Take all the material and copy it exactly.

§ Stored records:
----------------

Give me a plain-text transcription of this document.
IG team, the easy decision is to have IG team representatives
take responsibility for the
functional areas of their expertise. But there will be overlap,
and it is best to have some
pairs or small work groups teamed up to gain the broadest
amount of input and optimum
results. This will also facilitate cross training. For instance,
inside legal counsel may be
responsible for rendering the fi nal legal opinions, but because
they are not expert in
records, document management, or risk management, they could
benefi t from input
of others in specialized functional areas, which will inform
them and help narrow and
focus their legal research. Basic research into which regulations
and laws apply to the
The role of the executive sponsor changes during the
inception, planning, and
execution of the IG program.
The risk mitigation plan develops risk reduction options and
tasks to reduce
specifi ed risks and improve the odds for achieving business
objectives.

----------------

§ Task result:
Give me a plain-text transcription of this document.
IG team, the easy decision is to have IG team representatives
take responsibility for the
functional areas of their expertise. But there will be overlap,
and it is best to have some
pairs or small work groups teamed up to gain the broadest
amount of input and optimum
results. This will also facilitate cross training. For instance,
inside legal counsel may be
responsible for rendering the fi nal legal opinions, but because
they are not expert in
records, document management, or risk management, they could
benefi t from input
of others in specialized functional areas, which will inform
them and help narrow and
focus their legal research. Basic research into which regulations
and laws apply to the
The role of the executive sponsor changes during the
inception, planning, and
execution of the IG program.
The risk mitigation plan develops risk reduction options and
tasks to reduce
specifi ed risks and improve the odds for achieving business
objectives.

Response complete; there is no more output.